_EXTRACTED ENTRIES_:

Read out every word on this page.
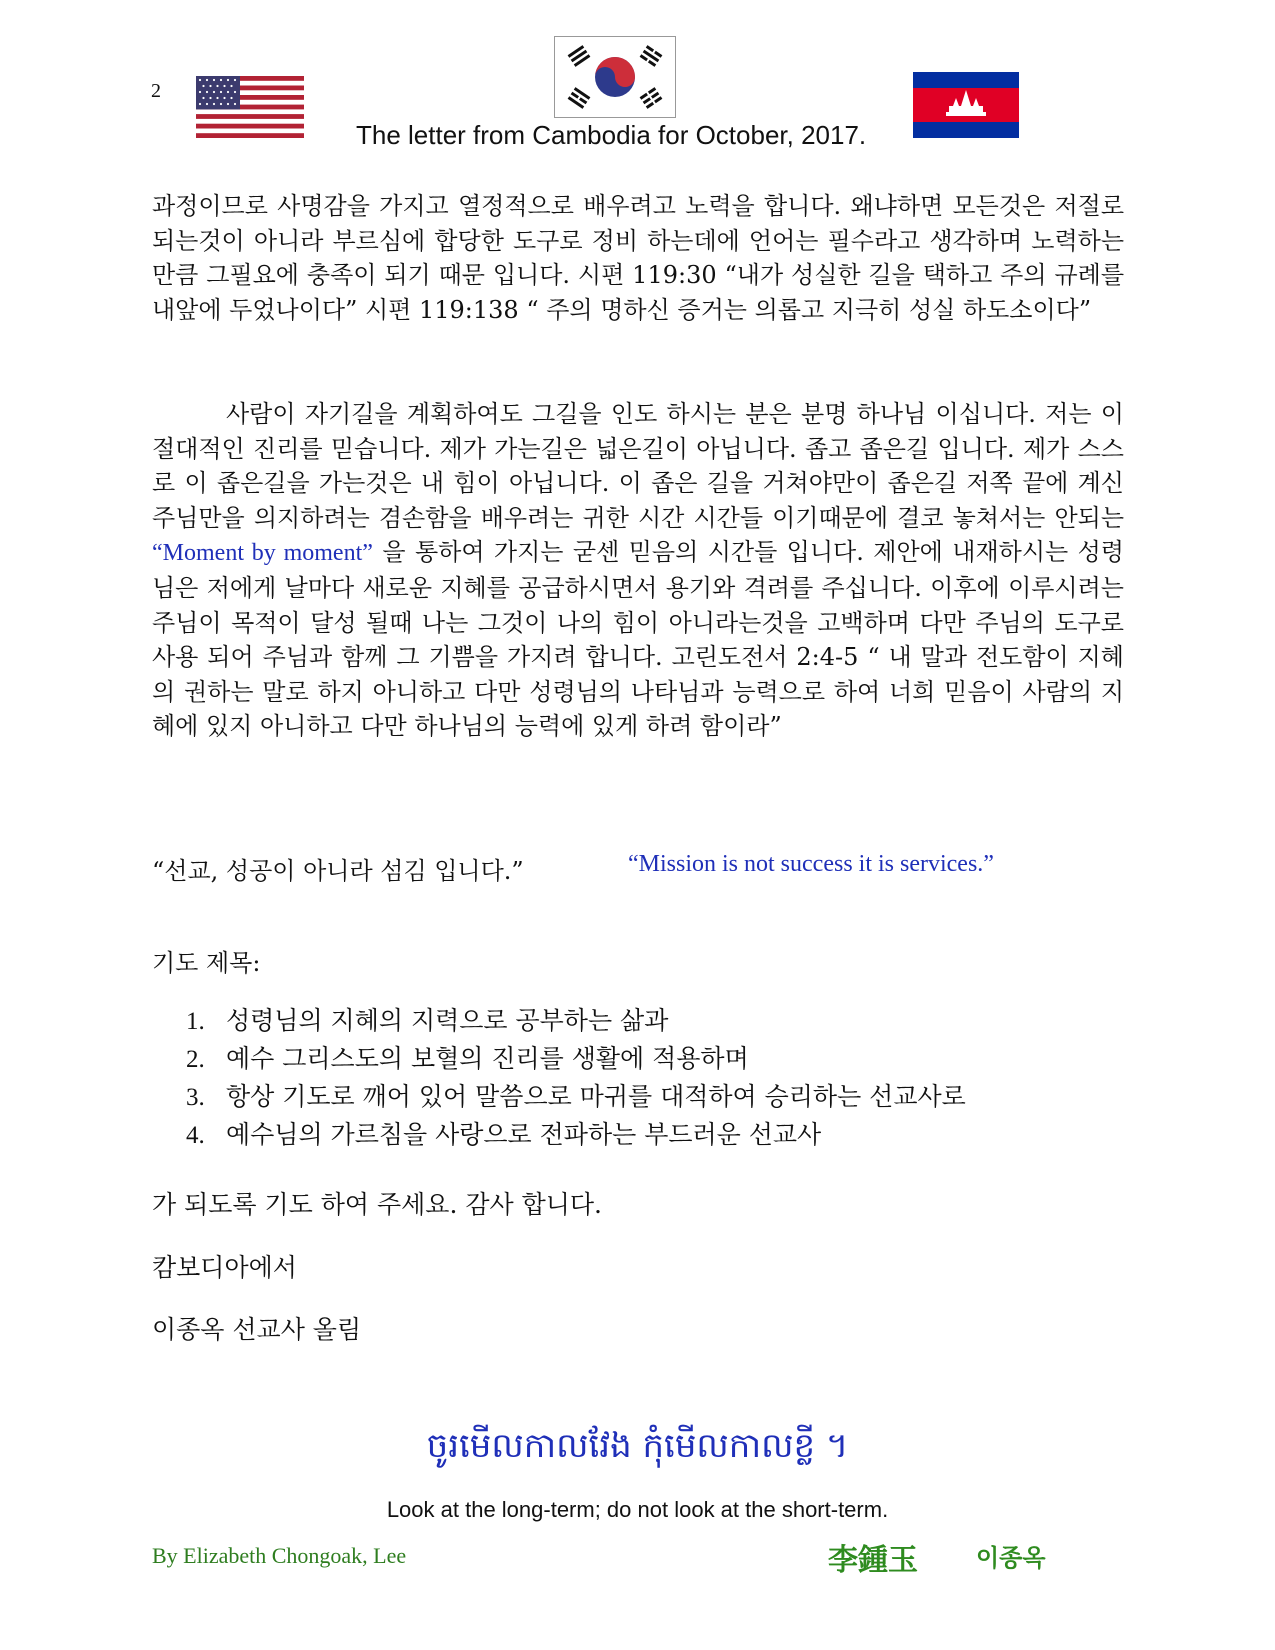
2
The letter from Cambodia for October, 2017.
과정이므로 사명감을 가지고 열정적으로 배우려고 노력을 합니다. 왜냐하면 모든것은 저절로 되는것이 아니라 부르심에 합당한 도구로 정비 하는데에 언어는 필수라고 생각하며 노력하는 만큼 그필요에 충족이 되기 때문 입니다. 시편 119:30 “내가 성실한 길을 택하고 주의 규례를 내앞에 두었나이다” 시편 119:138 “ 주의 명하신 증거는 의롭고 지극히 성실 하도소이다”
사람이 자기길을 계획하여도 그길을 인도 하시는 분은 분명 하나님 이십니다. 저는 이 절대적인 진리를 믿습니다. 제가 가는길은 넓은길이 아닙니다. 좁고 좁은길 입니다. 제가 스스로 이 좁은길을 가는것은 내 힘이 아닙니다. 이 좁은 길을 거쳐야만이 좁은길 저쪽 끝에 계신 주님만을 의지하려는 겸손함을 배우려는 귀한 시간 시간들 이기때문에 결코 놓쳐서는 안되는 “Moment by moment” 을 통하여 가지는 굳센 믿음의 시간들 입니다. 제안에 내재하시는 성령님은 저에게 날마다 새로운 지혜를 공급하시면서 용기와 격려를 주십니다. 이후에 이루시려는 주님이 목적이 달성 될때 나는 그것이 나의 힘이 아니라는것을 고백하며 다만 주님의 도구로 사용 되어 주님과 함께 그 기쁨을 가지려 합니다. 고린도전서 2:4-5 “ 내 말과 전도함이 지혜의 권하는 말로 하지 아니하고 다만 성령님의 나타님과 능력으로 하여 너희 믿음이 사람의 지혜에 있지 아니하고 다만 하나님의 능력에 있게 하려 함이라”
“선교, 성공이 아니라 섬김 입니다.”	“Mission is not success it is services.”
기도 제목:
1. 성령님의 지혜의 지력으로 공부하는 삶과
2. 예수 그리스도의 보혈의 진리를 생활에 적용하며
3. 항상 기도로 깨어 있어 말씀으로 마귀를 대적하여 승리하는 선교사로
4. 예수님의 가르침을 사랑으로 전파하는 부드러운 선교사
가 되도록 기도 하여 주세요. 감사 합니다.
캄보디아에서
이종옥 선교사 올림
ចូរមើលកាលវែង កុំមើលកាលខ្លី ។
Look at the long-term; do not look at the short-term.
By Elizabeth Chongoak, Lee	李鍾玉 이종옥
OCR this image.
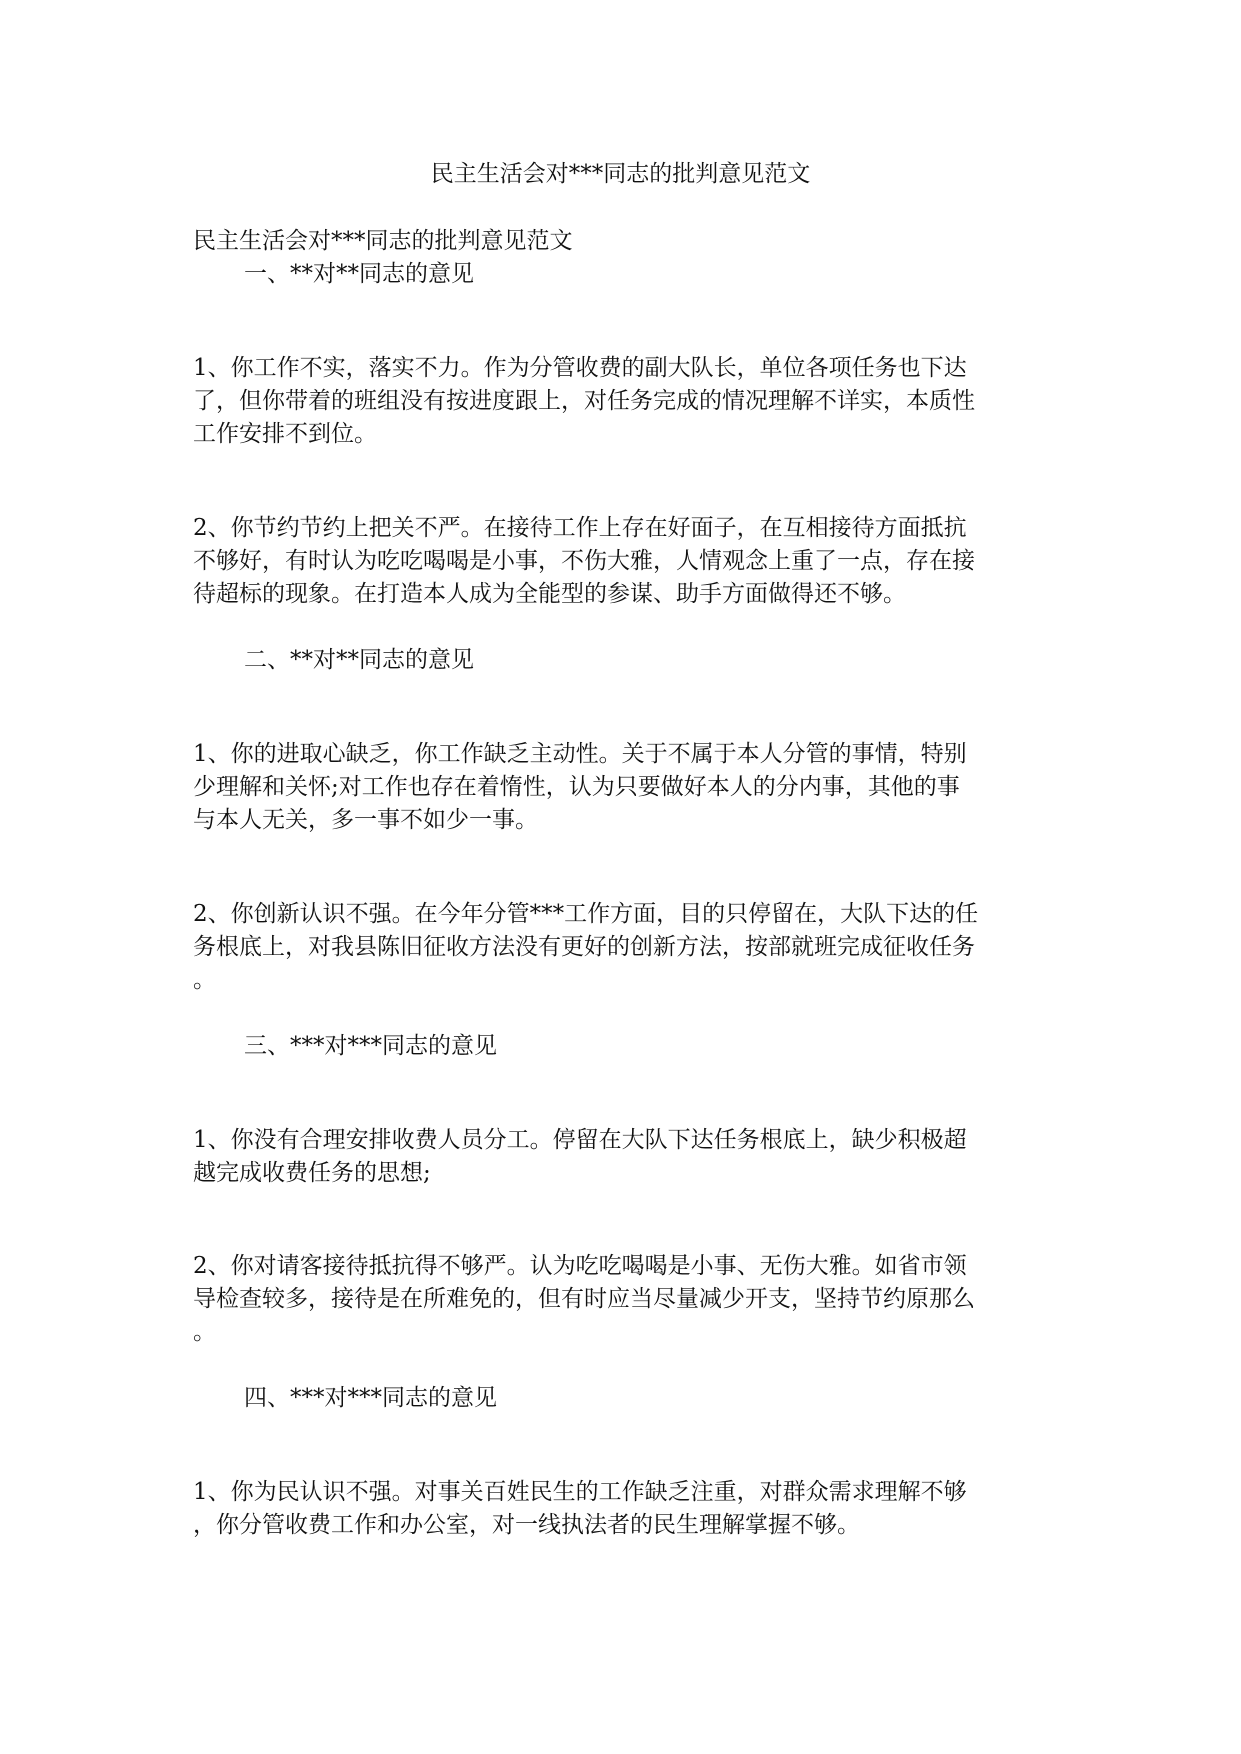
民主生活会对***同志的批判意见范文

民主生活会对***同志的批判意见范文

一、**对**同志的意见

1、你工作不实，落实不力。作为分管收费的副大队长，单位各项任务也下达
了，但你带着的班组没有按进度跟上，对任务完成的情况理解不详实，本质性
工作安排不到位。
2、你节约节约上把关不严。在接待工作上存在好面子，在互相接待方面抵抗
不够好，有时认为吃吃喝喝是小事，不伤大雅，人情观念上重了一点，存在接
待超标的现象。在打造本人成为全能型的参谋、助手方面做得还不够。

二、**对**同志的意见

1、你的进取心缺乏，你工作缺乏主动性。关于不属于本人分管的事情，特别
少理解和关怀;对工作也存在着惰性，认为只要做好本人的分内事，其他的事
与本人无关，多一事不如少一事。
2、你创新认识不强。在今年分管***工作方面，目的只停留在，大队下达的任
务根底上，对我县陈旧征收方法没有更好的创新方法，按部就班完成征收任务
。

三、***对***同志的意见

1、你没有合理安排收费人员分工。停留在大队下达任务根底上，缺少积极超
越完成收费任务的思想;
2、你对请客接待抵抗得不够严。认为吃吃喝喝是小事、无伤大雅。如省市领
导检查较多，接待是在所难免的，但有时应当尽量减少开支，坚持节约原那么
。

四、***对***同志的意见

1、你为民认识不强。对事关百姓民生的工作缺乏注重，对群众需求理解不够
，你分管收费工作和办公室，对一线执法者的民生理解掌握不够。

_DIRECTIONS_: Every entry should be returned exactly as written, minus the pictures.

_RESULT OF THE TASK_:
Read out every word on this page.
2
The letter from Cambodia for October, 2017.
과정이므로 사명감을 가지고 열정적으로 배우려고 노력을 합니다. 왜냐하면 모든것은 저절로 되는것이 아니라 부르심에 합당한 도구로 정비 하는데에 언어는 필수라고 생각하며 노력하는 만큼 그필요에 충족이 되기 때문 입니다. 시편 119:30 “내가 성실한 길을 택하고 주의 규례를 내앞에 두었나이다” 시편 119:138 “ 주의 명하신 증거는 의롭고 지극히 성실 하도소이다”
사람이 자기길을 계획하여도 그길을 인도 하시는 분은 분명 하나님 이십니다. 저는 이 절대적인 진리를 믿습니다. 제가 가는길은 넓은길이 아닙니다. 좁고 좁은길 입니다. 제가 스스로 이 좁은길을 가는것은 내 힘이 아닙니다. 이 좁은 길을 거쳐야만이 좁은길 저쪽 끝에 계신 주님만을 의지하려는 겸손함을 배우려는 귀한 시간 시간들 이기때문에 결코 놓쳐서는 안되는 “Moment by moment” 을 통하여 가지는 굳센 믿음의 시간들 입니다. 제안에 내재하시는 성령님은 저에게 날마다 새로운 지혜를 공급하시면서 용기와 격려를 주십니다. 이후에 이루시려는 주님이 목적이 달성 될때 나는 그것이 나의 힘이 아니라는것을 고백하며 다만 주님의 도구로 사용 되어 주님과 함께 그 기쁨을 가지려 합니다. 고린도전서 2:4-5 “ 내 말과 전도함이 지혜의 권하는 말로 하지 아니하고 다만 성령님의 나타님과 능력으로 하여 너희 믿음이 사람의 지혜에 있지 아니하고 다만 하나님의 능력에 있게 하려 함이라”
“선교, 성공이 아니라 섬김 입니다.”	“Mission is not success it is services.”
기도 제목:
1. 성령님의 지혜의 지력으로 공부하는 삶과
2. 예수 그리스도의 보혈의 진리를 생활에 적용하며
3. 항상 기도로 깨어 있어 말씀으로 마귀를 대적하여 승리하는 선교사로
4. 예수님의 가르침을 사랑으로 전파하는 부드러운 선교사
가 되도록 기도 하여 주세요. 감사 합니다.
캄보디아에서
이종옥 선교사 올림
ចូរមើលកាលវែង កុំមើលកាលខ្លី ។
Look at the long-term; do not look at the short-term.
By Elizabeth Chongoak, Lee	李鍾玉 이종옥
OCR this image.
民主生活会对***同志的批判意见范文

民主生活会对***同志的批判意见范文

一、**对**同志的意见

1、你工作不实，落实不力。作为分管收费的副大队长，单位各项任务也下达
了，但你带着的班组没有按进度跟上，对任务完成的情况理解不详实，本质性
工作安排不到位。
2、你节约节约上把关不严。在接待工作上存在好面子，在互相接待方面抵抗
不够好，有时认为吃吃喝喝是小事，不伤大雅，人情观念上重了一点，存在接
待超标的现象。在打造本人成为全能型的参谋、助手方面做得还不够。

二、**对**同志的意见

1、你的进取心缺乏，你工作缺乏主动性。关于不属于本人分管的事情，特别
少理解和关怀;对工作也存在着惰性，认为只要做好本人的分内事，其他的事
与本人无关，多一事不如少一事。
2、你创新认识不强。在今年分管***工作方面，目的只停留在，大队下达的任
务根底上，对我县陈旧征收方法没有更好的创新方法，按部就班完成征收任务
。

三、***对***同志的意见

1、你没有合理安排收费人员分工。停留在大队下达任务根底上，缺少积极超
越完成收费任务的思想;
2、你对请客接待抵抗得不够严。认为吃吃喝喝是小事、无伤大雅。如省市领
导检查较多，接待是在所难免的，但有时应当尽量减少开支，坚持节约原那么
。

四、***对***同志的意见

1、你为民认识不强。对事关百姓民生的工作缺乏注重，对群众需求理解不够
，你分管收费工作和办公室，对一线执法者的民生理解掌握不够。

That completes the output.